§ Task description:
Retype the data that follows line by line, exactly, and leave its pictures out.

#####

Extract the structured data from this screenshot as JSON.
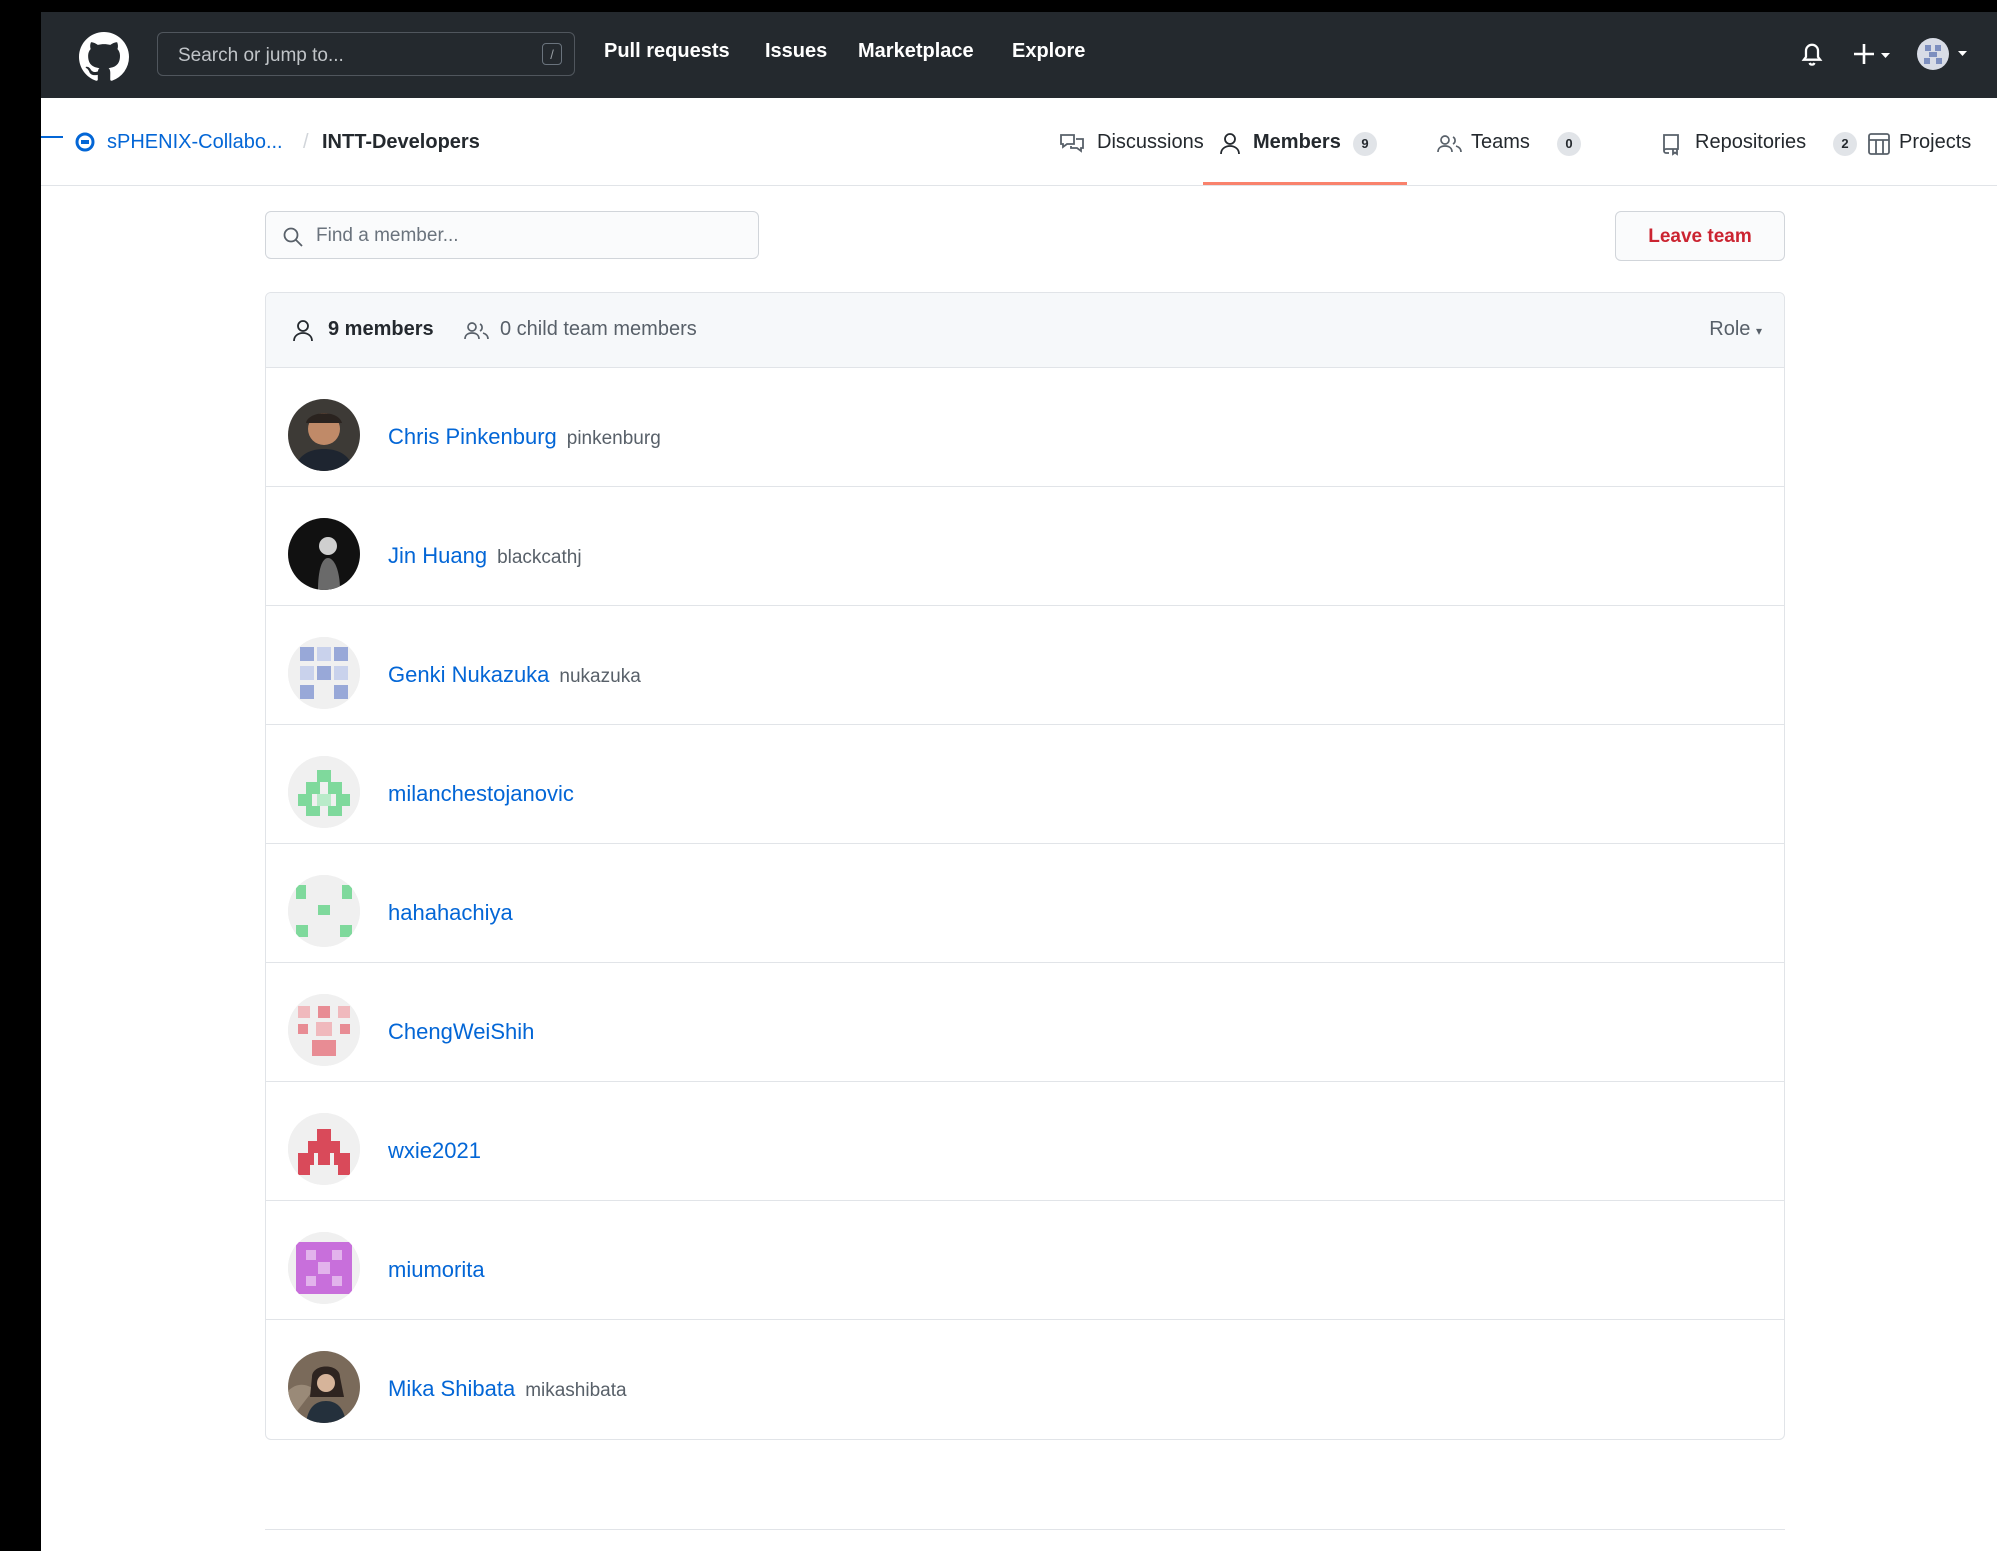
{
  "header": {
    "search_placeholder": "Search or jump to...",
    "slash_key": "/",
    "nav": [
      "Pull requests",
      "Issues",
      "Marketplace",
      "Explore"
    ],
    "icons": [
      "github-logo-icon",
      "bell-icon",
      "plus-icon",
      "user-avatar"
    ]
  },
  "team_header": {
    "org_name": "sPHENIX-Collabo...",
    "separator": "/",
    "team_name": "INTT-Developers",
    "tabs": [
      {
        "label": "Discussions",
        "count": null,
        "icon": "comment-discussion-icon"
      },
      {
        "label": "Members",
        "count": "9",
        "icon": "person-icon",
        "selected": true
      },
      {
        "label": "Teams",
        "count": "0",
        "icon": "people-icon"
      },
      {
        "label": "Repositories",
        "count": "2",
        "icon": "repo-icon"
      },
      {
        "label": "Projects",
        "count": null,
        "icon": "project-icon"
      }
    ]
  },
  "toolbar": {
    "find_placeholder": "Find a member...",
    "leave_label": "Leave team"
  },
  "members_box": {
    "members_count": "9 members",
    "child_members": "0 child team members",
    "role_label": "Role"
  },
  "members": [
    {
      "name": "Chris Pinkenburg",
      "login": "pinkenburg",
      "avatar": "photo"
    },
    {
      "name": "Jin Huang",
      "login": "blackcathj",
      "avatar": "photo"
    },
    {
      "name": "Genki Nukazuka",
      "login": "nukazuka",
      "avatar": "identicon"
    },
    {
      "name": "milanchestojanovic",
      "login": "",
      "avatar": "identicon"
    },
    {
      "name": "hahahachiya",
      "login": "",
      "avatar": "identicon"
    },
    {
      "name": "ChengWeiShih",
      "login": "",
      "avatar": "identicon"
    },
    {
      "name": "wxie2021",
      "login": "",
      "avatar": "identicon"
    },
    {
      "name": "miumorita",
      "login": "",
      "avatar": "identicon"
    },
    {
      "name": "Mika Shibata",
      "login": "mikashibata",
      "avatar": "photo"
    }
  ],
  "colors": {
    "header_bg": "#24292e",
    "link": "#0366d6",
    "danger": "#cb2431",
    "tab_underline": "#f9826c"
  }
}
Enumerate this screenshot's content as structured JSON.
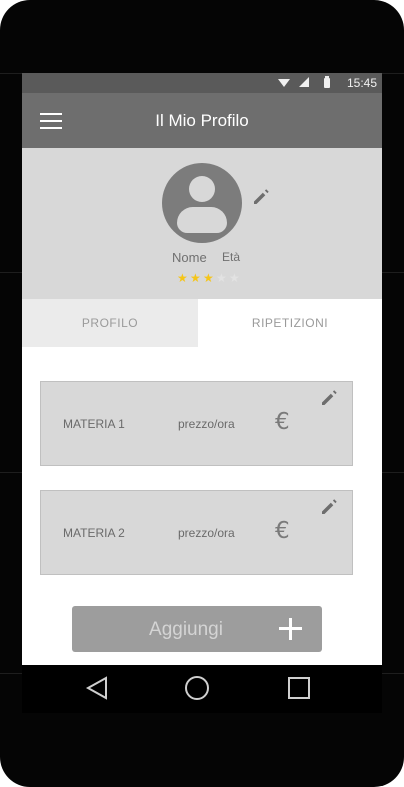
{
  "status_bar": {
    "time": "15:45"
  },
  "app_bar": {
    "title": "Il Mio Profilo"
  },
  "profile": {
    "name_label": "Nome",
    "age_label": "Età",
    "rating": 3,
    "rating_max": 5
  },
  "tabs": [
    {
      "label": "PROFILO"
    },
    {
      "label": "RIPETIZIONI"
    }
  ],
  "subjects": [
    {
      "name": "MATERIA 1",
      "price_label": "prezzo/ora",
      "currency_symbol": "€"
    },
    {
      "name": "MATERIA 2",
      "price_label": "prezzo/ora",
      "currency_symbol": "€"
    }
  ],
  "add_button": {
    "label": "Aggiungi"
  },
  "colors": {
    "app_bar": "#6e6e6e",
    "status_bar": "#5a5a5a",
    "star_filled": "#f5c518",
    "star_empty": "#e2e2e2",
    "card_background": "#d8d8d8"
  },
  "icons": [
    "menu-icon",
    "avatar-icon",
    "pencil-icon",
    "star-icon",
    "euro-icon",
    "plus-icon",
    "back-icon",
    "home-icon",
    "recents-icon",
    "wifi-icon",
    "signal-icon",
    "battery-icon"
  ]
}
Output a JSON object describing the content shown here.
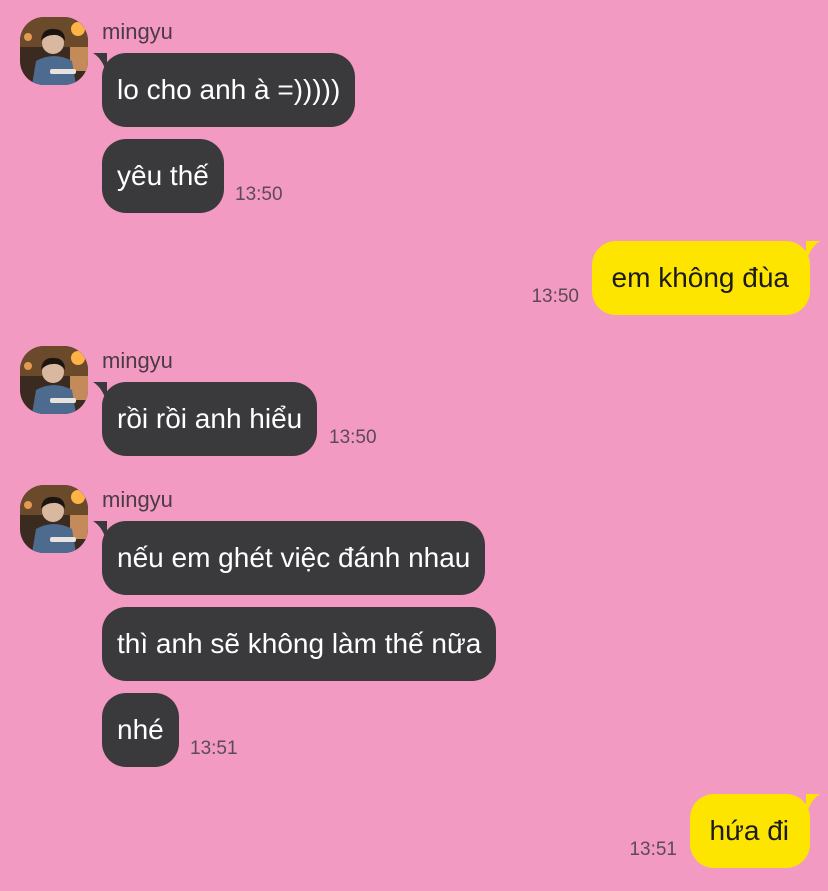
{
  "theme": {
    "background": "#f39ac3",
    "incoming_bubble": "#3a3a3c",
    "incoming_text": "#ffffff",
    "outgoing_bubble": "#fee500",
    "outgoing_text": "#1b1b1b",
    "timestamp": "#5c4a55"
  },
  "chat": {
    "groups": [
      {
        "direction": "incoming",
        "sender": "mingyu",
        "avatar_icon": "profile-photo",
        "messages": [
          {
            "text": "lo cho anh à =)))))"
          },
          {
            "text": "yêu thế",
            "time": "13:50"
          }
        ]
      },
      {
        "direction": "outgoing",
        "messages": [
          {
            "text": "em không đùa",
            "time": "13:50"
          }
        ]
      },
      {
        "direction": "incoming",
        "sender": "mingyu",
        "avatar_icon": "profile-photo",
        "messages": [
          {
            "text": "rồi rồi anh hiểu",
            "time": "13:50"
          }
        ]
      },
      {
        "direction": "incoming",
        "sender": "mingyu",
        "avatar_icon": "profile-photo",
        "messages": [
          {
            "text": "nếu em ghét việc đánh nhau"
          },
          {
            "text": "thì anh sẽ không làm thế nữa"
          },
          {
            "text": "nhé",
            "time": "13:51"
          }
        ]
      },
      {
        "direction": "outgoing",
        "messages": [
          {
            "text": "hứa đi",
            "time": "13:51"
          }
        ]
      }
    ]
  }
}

#####

§ Response to this exercise:
Extract the structured data from this screenshot as JSON.
{
  "header": {
    "search_placeholder": "Search or jump to...",
    "slash_key": "/",
    "nav": [
      "Pull requests",
      "Issues",
      "Marketplace",
      "Explore"
    ],
    "icons": [
      "github-logo-icon",
      "bell-icon",
      "plus-icon",
      "user-avatar"
    ]
  },
  "team_header": {
    "org_name": "sPHENIX-Collabo...",
    "separator": "/",
    "team_name": "INTT-Developers",
    "tabs": [
      {
        "label": "Discussions",
        "count": null,
        "icon": "comment-discussion-icon"
      },
      {
        "label": "Members",
        "count": "9",
        "icon": "person-icon",
        "selected": true
      },
      {
        "label": "Teams",
        "count": "0",
        "icon": "people-icon"
      },
      {
        "label": "Repositories",
        "count": "2",
        "icon": "repo-icon"
      },
      {
        "label": "Projects",
        "count": null,
        "icon": "project-icon"
      }
    ]
  },
  "toolbar": {
    "find_placeholder": "Find a member...",
    "leave_label": "Leave team"
  },
  "members_box": {
    "members_count": "9 members",
    "child_members": "0 child team members",
    "role_label": "Role"
  },
  "members": [
    {
      "name": "Chris Pinkenburg",
      "login": "pinkenburg",
      "avatar": "photo"
    },
    {
      "name": "Jin Huang",
      "login": "blackcathj",
      "avatar": "photo"
    },
    {
      "name": "Genki Nukazuka",
      "login": "nukazuka",
      "avatar": "identicon"
    },
    {
      "name": "milanchestojanovic",
      "login": "",
      "avatar": "identicon"
    },
    {
      "name": "hahahachiya",
      "login": "",
      "avatar": "identicon"
    },
    {
      "name": "ChengWeiShih",
      "login": "",
      "avatar": "identicon"
    },
    {
      "name": "wxie2021",
      "login": "",
      "avatar": "identicon"
    },
    {
      "name": "miumorita",
      "login": "",
      "avatar": "identicon"
    },
    {
      "name": "Mika Shibata",
      "login": "mikashibata",
      "avatar": "photo"
    }
  ],
  "colors": {
    "header_bg": "#24292e",
    "link": "#0366d6",
    "danger": "#cb2431",
    "tab_underline": "#f9826c"
  }
}
Enumerate this screenshot's content as structured JSON.
{
  "status_bar": {
    "time": "15:45"
  },
  "app_bar": {
    "title": "Il Mio Profilo"
  },
  "profile": {
    "name_label": "Nome",
    "age_label": "Età",
    "rating": 3,
    "rating_max": 5
  },
  "tabs": [
    {
      "label": "PROFILO"
    },
    {
      "label": "RIPETIZIONI"
    }
  ],
  "subjects": [
    {
      "name": "MATERIA 1",
      "price_label": "prezzo/ora",
      "currency_symbol": "€"
    },
    {
      "name": "MATERIA 2",
      "price_label": "prezzo/ora",
      "currency_symbol": "€"
    }
  ],
  "add_button": {
    "label": "Aggiungi"
  },
  "colors": {
    "app_bar": "#6e6e6e",
    "status_bar": "#5a5a5a",
    "star_filled": "#f5c518",
    "star_empty": "#e2e2e2",
    "card_background": "#d8d8d8"
  },
  "icons": [
    "menu-icon",
    "avatar-icon",
    "pencil-icon",
    "star-icon",
    "euro-icon",
    "plus-icon",
    "back-icon",
    "home-icon",
    "recents-icon",
    "wifi-icon",
    "signal-icon",
    "battery-icon"
  ]
}
Output a JSON object describing the content shown here.
{
  "theme": {
    "background": "#f39ac3",
    "incoming_bubble": "#3a3a3c",
    "incoming_text": "#ffffff",
    "outgoing_bubble": "#fee500",
    "outgoing_text": "#1b1b1b",
    "timestamp": "#5c4a55"
  },
  "chat": {
    "groups": [
      {
        "direction": "incoming",
        "sender": "mingyu",
        "avatar_icon": "profile-photo",
        "messages": [
          {
            "text": "lo cho anh à =)))))"
          },
          {
            "text": "yêu thế",
            "time": "13:50"
          }
        ]
      },
      {
        "direction": "outgoing",
        "messages": [
          {
            "text": "em không đùa",
            "time": "13:50"
          }
        ]
      },
      {
        "direction": "incoming",
        "sender": "mingyu",
        "avatar_icon": "profile-photo",
        "messages": [
          {
            "text": "rồi rồi anh hiểu",
            "time": "13:50"
          }
        ]
      },
      {
        "direction": "incoming",
        "sender": "mingyu",
        "avatar_icon": "profile-photo",
        "messages": [
          {
            "text": "nếu em ghét việc đánh nhau"
          },
          {
            "text": "thì anh sẽ không làm thế nữa"
          },
          {
            "text": "nhé",
            "time": "13:51"
          }
        ]
      },
      {
        "direction": "outgoing",
        "messages": [
          {
            "text": "hứa đi",
            "time": "13:51"
          }
        ]
      }
    ]
  }
}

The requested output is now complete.